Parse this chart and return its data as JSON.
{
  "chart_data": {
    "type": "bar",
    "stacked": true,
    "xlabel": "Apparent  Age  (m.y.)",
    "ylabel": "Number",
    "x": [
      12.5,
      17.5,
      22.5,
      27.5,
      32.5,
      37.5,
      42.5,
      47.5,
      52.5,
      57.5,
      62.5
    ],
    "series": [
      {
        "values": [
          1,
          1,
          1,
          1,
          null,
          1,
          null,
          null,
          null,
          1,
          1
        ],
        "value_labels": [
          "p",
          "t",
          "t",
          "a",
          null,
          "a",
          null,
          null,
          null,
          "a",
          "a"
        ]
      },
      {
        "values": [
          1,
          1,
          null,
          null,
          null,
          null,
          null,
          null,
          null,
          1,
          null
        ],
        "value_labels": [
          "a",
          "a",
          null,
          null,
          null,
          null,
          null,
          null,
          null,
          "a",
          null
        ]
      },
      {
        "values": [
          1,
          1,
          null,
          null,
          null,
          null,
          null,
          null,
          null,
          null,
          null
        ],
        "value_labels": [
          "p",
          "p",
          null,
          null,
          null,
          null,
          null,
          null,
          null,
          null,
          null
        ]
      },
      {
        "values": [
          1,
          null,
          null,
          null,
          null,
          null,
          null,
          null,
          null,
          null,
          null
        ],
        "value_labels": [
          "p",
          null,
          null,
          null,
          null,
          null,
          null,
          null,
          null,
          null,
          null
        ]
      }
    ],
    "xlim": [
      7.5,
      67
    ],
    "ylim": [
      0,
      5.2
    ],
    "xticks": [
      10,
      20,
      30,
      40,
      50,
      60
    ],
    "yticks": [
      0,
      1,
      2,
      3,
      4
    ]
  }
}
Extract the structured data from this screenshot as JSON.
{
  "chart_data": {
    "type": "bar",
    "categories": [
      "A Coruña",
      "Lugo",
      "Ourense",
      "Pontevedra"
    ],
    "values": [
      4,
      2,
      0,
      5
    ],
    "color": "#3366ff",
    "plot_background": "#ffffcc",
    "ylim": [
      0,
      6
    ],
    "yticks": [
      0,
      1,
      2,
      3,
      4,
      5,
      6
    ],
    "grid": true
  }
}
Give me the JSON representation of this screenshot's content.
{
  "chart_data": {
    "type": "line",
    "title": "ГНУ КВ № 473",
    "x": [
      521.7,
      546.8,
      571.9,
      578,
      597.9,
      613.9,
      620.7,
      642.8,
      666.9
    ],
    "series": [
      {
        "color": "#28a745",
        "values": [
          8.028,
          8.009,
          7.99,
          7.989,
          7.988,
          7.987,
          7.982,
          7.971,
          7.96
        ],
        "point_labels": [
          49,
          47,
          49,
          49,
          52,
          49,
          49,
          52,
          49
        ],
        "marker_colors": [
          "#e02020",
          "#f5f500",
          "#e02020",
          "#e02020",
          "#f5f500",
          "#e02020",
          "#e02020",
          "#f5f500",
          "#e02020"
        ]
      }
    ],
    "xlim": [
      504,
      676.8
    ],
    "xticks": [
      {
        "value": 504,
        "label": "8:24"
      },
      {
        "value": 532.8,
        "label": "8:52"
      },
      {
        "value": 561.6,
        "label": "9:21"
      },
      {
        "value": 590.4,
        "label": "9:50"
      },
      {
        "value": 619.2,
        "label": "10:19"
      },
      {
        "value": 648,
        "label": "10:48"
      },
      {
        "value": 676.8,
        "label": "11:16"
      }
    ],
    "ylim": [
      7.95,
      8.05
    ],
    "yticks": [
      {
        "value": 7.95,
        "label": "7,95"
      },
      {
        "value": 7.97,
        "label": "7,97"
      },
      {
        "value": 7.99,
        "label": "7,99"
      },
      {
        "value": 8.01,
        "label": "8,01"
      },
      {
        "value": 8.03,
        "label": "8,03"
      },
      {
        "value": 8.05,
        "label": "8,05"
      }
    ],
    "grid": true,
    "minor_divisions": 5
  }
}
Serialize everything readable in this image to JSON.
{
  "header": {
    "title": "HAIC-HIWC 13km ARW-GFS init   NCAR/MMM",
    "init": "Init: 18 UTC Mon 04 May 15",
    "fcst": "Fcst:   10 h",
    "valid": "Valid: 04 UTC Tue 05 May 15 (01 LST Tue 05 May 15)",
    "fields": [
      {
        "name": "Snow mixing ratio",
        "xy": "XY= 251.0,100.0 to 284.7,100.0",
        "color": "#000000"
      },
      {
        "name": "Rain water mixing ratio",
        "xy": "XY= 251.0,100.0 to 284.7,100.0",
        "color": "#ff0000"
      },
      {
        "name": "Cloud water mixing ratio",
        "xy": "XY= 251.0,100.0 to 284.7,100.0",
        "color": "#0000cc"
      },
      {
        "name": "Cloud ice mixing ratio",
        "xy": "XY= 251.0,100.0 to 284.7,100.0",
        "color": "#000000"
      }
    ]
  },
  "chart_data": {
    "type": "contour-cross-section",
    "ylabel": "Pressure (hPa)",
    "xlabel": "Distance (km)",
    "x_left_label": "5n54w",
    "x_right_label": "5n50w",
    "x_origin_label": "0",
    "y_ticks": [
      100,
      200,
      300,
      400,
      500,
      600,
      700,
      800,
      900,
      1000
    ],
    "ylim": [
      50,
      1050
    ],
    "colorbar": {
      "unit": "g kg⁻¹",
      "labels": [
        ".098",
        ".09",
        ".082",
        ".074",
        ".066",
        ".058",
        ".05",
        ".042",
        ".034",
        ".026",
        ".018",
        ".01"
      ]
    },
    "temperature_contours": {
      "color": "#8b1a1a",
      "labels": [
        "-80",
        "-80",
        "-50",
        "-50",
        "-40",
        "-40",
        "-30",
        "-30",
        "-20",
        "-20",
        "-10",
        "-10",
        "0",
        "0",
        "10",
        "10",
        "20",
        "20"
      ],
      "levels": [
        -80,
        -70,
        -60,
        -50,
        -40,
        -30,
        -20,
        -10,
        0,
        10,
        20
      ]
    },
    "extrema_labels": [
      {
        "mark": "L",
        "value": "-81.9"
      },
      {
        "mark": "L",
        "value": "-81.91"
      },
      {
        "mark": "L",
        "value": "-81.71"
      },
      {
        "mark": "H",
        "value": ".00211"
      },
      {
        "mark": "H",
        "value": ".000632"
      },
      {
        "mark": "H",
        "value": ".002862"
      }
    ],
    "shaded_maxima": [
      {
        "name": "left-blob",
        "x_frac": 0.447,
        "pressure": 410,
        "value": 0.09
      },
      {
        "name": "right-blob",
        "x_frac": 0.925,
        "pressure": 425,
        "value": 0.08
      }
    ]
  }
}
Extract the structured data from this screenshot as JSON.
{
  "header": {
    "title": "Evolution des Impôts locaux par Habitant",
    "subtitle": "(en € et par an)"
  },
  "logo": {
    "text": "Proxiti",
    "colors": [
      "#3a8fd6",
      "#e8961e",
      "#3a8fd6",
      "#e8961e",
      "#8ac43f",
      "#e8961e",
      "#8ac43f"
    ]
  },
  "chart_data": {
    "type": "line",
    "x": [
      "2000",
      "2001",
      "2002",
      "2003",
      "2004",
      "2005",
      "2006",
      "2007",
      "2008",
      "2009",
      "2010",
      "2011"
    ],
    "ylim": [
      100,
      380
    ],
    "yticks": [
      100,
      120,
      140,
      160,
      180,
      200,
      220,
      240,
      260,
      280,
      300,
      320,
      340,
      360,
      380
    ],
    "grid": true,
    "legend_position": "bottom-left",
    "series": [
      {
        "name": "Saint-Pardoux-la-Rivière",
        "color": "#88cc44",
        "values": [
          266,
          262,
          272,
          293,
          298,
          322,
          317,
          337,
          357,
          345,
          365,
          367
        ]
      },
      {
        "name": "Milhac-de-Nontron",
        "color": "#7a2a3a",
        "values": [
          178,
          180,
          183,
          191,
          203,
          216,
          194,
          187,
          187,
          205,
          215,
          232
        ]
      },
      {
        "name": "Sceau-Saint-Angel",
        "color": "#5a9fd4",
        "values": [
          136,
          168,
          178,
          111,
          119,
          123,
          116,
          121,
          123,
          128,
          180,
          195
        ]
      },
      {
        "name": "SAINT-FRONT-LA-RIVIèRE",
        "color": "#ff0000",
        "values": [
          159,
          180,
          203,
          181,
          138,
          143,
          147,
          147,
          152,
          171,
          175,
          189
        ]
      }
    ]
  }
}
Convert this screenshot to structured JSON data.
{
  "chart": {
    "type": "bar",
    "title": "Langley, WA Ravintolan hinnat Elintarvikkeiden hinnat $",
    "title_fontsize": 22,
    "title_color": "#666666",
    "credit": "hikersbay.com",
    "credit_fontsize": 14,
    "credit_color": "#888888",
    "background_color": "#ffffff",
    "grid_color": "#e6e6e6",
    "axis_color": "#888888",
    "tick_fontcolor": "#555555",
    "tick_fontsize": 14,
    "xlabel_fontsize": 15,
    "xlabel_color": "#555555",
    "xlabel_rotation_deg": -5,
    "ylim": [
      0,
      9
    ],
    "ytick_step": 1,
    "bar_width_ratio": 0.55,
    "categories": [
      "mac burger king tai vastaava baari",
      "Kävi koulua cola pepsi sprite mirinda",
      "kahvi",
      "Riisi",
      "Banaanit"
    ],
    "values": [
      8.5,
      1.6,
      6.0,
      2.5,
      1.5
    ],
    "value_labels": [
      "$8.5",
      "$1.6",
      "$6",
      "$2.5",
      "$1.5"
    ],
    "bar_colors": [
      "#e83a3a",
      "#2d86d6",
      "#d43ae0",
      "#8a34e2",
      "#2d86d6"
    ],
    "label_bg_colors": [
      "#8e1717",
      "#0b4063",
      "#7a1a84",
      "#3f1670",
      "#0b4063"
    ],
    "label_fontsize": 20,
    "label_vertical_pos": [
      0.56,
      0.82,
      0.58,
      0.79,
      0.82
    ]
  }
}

Work required:
Pull out all lines from the entries above that include the word "mixing".

Written response:
        "name": "Snow mixing ratio",
        "name": "Rain water mixing ratio",
        "name": "Cloud water mixing ratio",
        "name": "Cloud ice mixing ratio",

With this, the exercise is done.